Report every line below that holds the word "content".

----------------------------------------

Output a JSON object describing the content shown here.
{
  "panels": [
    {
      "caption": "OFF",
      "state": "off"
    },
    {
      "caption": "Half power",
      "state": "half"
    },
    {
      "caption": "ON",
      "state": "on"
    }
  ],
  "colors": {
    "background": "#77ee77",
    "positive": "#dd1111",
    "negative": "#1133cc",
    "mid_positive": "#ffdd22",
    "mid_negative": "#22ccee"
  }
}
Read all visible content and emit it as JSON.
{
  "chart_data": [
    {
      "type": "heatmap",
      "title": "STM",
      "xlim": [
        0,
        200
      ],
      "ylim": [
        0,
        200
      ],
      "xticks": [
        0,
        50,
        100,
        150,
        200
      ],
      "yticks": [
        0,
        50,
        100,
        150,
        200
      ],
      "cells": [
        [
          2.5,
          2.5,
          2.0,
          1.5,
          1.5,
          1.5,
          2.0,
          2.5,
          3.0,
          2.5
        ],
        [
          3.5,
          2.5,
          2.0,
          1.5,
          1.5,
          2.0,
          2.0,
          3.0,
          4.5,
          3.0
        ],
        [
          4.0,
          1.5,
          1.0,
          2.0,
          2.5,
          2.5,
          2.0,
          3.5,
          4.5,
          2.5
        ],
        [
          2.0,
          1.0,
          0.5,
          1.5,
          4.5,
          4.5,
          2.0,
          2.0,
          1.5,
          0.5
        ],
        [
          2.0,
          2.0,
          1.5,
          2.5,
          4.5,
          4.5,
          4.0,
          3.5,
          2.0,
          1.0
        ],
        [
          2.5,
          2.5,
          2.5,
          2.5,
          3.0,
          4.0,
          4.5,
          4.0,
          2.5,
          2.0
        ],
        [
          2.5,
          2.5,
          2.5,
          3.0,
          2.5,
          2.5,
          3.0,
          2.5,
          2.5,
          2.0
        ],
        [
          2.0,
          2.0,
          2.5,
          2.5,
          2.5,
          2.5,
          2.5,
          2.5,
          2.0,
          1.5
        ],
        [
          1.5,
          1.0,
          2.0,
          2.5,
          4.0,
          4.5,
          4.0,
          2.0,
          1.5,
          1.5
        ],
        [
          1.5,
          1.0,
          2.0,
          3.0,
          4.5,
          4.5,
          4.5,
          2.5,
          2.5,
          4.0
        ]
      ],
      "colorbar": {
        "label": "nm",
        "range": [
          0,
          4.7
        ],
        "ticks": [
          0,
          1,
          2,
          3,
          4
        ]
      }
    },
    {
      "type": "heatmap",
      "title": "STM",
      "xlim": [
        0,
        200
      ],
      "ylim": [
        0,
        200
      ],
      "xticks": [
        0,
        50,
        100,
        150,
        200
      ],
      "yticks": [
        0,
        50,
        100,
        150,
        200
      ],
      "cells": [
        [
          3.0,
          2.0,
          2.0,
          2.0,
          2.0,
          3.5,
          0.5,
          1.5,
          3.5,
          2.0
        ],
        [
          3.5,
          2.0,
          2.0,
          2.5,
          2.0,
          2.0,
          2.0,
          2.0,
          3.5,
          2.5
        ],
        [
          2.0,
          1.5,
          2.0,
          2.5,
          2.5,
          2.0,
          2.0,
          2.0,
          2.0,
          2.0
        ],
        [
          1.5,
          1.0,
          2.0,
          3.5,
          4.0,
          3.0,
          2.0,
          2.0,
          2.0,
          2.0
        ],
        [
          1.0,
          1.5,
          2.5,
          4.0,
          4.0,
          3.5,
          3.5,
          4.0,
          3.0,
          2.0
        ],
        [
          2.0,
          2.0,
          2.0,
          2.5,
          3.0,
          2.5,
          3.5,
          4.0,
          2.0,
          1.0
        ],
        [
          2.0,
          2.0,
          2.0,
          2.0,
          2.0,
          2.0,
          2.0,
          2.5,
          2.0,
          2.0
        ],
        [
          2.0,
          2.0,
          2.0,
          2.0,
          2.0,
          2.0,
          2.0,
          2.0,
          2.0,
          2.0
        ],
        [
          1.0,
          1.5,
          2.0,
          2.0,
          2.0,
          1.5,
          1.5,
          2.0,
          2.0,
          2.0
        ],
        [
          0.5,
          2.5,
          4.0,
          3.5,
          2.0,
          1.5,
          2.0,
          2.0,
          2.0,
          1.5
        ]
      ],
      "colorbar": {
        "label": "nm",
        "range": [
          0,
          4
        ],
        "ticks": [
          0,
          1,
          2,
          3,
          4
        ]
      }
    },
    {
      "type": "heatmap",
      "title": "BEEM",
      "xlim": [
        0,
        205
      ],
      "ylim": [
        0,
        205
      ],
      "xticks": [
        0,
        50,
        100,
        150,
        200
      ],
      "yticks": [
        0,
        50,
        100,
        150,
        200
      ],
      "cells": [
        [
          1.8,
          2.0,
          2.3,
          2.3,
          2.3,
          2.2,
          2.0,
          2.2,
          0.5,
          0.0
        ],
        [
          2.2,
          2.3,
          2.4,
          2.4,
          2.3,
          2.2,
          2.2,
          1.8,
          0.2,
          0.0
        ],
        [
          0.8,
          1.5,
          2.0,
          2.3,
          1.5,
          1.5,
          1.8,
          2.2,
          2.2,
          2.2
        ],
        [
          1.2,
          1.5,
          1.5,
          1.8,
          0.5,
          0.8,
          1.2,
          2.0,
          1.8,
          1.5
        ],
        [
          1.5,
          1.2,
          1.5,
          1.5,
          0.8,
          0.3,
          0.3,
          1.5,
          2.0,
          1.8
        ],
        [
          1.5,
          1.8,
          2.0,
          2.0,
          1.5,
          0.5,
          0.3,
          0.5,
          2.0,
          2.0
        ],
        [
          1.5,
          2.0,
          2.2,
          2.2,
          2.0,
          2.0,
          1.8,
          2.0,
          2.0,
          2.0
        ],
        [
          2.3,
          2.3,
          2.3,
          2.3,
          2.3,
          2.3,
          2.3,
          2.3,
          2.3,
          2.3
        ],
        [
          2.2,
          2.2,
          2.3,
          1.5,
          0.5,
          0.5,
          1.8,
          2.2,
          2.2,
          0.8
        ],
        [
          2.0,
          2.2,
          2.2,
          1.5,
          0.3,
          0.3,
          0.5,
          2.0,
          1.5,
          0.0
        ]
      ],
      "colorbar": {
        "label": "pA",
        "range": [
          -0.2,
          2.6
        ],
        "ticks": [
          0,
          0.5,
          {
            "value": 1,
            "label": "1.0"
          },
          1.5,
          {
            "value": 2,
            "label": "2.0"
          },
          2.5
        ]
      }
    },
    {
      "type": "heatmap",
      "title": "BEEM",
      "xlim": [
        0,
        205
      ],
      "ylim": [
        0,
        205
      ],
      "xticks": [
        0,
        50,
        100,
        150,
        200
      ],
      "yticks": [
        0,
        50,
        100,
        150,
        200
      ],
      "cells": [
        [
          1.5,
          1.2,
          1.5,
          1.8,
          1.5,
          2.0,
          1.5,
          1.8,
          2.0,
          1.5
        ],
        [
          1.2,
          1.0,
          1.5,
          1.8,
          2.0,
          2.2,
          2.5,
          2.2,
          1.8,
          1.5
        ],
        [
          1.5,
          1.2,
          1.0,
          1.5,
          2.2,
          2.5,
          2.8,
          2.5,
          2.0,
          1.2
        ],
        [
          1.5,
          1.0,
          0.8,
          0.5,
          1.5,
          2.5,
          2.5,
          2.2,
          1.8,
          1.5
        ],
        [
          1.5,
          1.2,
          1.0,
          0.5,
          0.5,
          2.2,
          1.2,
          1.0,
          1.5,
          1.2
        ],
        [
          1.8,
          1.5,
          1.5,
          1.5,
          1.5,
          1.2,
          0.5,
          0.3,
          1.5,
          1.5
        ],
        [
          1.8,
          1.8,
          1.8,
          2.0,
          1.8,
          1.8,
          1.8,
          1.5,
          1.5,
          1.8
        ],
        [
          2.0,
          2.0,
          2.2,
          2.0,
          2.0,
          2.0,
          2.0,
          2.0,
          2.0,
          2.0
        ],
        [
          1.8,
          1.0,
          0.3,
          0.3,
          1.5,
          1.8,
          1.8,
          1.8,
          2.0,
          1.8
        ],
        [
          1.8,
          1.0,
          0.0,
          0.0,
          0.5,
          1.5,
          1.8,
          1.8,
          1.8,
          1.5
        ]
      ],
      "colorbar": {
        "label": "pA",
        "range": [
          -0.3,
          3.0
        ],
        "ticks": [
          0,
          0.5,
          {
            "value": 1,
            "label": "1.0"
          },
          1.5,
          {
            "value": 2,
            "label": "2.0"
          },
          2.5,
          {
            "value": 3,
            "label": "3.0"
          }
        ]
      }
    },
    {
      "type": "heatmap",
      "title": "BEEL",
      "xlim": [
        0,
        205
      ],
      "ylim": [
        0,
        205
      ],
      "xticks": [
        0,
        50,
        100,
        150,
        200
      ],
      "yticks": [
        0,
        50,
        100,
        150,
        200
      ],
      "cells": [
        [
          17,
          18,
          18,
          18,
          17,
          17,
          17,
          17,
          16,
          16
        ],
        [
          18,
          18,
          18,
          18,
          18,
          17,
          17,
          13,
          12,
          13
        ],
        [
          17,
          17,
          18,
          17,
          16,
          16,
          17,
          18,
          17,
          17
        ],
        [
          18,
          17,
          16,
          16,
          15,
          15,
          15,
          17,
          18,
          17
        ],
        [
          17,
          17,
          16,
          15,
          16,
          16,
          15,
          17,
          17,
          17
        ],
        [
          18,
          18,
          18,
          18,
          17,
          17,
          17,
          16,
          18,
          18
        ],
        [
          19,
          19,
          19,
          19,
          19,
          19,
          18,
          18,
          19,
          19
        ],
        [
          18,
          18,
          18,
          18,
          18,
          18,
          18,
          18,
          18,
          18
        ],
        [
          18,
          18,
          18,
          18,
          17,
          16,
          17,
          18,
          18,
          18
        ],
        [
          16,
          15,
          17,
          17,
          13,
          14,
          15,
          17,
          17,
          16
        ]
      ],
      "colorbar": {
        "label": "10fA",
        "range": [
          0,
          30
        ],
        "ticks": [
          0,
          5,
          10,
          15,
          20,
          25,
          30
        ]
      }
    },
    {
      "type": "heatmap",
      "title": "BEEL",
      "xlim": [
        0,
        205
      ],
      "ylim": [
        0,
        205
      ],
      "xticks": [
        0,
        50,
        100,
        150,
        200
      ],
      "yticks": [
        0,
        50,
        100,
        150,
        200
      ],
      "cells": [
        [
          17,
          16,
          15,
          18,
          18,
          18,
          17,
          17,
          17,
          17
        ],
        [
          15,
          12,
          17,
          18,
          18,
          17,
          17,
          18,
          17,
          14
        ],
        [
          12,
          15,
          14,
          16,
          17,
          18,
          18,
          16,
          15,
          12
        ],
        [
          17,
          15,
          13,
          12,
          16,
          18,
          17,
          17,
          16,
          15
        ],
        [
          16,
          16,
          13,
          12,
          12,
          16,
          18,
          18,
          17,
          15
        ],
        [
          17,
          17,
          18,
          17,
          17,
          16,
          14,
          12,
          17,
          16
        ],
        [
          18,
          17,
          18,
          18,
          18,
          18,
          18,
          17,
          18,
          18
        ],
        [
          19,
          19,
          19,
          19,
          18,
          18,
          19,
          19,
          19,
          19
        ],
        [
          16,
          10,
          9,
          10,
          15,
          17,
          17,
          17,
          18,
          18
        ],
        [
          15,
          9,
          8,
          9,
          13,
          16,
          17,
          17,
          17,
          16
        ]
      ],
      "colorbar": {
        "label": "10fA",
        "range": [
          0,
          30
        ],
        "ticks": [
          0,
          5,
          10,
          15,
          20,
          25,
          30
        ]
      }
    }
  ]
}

----------------------------------------

▸ **The response**:
Output a JSON object describing the content shown here.
Read all visible content and emit it as JSON.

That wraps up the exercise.